» What you will do: Count the lines below that contain the word "Output", and reply with that number alone.
----------
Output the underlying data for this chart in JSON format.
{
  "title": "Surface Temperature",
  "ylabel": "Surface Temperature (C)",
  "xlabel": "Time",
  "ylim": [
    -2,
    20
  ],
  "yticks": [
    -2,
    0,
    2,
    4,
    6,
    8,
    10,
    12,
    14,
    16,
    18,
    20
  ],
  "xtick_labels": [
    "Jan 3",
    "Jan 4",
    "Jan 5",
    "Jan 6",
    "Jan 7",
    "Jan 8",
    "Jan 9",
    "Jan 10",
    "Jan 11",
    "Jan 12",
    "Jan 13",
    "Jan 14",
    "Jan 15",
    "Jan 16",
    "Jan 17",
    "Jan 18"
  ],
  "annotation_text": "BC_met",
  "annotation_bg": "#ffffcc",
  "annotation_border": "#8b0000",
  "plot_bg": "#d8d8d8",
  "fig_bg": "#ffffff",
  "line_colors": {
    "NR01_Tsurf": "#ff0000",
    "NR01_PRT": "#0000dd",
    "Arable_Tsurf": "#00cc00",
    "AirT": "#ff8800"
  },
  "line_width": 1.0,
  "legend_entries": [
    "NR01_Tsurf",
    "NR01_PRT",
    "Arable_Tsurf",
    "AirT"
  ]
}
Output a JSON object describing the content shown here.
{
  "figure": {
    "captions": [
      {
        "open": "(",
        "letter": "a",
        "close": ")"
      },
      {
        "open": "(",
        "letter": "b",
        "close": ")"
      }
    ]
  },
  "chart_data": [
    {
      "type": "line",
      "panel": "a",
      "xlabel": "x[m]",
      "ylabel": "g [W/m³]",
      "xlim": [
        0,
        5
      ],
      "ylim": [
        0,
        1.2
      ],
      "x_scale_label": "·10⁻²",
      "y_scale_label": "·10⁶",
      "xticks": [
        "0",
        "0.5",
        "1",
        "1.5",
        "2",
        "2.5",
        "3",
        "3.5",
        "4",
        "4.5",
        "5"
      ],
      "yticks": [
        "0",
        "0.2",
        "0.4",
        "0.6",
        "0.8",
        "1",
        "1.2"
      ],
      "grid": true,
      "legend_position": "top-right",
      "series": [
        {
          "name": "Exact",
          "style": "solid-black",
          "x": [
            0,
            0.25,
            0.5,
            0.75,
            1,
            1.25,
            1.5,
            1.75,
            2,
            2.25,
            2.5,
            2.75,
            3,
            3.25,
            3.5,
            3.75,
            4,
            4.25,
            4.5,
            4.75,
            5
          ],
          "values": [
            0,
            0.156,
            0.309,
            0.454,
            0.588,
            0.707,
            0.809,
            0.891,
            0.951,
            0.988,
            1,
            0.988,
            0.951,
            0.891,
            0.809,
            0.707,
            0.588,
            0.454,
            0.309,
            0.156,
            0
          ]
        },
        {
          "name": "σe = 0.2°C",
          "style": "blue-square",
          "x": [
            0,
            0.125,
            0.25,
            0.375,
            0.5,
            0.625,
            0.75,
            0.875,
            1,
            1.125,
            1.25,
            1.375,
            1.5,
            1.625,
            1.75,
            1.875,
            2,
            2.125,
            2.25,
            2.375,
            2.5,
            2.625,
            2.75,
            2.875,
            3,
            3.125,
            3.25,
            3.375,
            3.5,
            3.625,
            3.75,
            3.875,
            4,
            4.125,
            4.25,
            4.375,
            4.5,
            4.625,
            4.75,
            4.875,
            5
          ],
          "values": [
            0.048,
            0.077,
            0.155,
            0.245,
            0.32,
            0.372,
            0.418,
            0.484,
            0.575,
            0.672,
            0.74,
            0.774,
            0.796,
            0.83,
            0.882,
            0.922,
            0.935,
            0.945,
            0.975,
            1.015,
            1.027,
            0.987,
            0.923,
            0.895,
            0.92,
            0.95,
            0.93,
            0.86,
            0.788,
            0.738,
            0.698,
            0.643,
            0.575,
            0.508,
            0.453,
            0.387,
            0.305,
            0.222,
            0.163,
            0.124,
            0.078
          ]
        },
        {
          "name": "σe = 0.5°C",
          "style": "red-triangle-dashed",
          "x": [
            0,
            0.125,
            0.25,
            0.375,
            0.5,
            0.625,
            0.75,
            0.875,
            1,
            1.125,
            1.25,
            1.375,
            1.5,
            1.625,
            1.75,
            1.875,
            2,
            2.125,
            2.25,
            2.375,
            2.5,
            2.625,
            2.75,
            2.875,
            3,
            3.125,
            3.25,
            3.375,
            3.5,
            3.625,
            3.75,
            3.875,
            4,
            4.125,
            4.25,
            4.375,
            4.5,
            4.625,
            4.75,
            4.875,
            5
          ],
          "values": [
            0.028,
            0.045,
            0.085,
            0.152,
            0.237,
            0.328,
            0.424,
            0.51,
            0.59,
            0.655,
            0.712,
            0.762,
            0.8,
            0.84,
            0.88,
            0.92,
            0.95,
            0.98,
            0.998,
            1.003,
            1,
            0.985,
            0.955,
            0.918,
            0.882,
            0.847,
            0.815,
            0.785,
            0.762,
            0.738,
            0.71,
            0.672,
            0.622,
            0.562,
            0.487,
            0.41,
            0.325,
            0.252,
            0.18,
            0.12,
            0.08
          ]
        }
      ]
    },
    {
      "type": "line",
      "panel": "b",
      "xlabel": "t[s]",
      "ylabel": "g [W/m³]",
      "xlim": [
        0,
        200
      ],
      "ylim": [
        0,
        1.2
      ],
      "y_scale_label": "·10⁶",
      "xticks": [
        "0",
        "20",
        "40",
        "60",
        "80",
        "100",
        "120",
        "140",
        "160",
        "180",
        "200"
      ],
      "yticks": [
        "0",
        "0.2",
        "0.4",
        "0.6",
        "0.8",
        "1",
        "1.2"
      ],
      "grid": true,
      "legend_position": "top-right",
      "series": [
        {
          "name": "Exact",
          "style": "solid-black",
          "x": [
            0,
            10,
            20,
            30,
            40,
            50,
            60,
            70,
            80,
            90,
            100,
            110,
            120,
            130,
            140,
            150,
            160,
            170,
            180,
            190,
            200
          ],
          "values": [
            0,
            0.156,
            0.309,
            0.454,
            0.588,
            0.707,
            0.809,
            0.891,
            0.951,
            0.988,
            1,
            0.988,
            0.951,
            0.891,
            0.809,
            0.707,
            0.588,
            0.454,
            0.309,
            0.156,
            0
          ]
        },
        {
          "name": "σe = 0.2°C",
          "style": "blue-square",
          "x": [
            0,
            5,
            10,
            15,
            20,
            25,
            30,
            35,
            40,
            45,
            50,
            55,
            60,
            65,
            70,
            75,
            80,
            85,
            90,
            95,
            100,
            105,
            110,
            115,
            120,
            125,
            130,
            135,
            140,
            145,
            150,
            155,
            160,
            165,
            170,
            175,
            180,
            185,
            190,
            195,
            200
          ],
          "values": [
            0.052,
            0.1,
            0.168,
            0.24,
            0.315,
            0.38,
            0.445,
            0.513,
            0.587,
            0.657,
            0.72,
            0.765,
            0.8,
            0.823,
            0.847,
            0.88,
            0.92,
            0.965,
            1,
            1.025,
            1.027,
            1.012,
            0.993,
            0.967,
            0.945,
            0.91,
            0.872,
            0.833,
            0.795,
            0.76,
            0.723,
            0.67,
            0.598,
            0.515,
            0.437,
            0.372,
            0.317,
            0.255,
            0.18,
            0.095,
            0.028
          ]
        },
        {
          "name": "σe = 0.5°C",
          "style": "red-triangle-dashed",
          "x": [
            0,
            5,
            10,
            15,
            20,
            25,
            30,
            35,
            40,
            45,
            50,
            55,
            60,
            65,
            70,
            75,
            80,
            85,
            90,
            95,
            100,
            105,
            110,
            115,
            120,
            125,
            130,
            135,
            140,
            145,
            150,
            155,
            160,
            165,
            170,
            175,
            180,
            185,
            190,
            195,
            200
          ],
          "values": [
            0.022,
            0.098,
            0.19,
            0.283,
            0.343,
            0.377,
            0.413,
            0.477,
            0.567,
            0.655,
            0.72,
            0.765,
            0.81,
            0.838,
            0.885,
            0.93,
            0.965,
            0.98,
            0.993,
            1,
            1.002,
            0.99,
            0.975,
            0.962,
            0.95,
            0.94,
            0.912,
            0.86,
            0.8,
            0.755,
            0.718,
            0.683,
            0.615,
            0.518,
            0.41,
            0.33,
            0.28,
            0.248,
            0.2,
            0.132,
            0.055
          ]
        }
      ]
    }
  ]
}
----------
» The answer: 2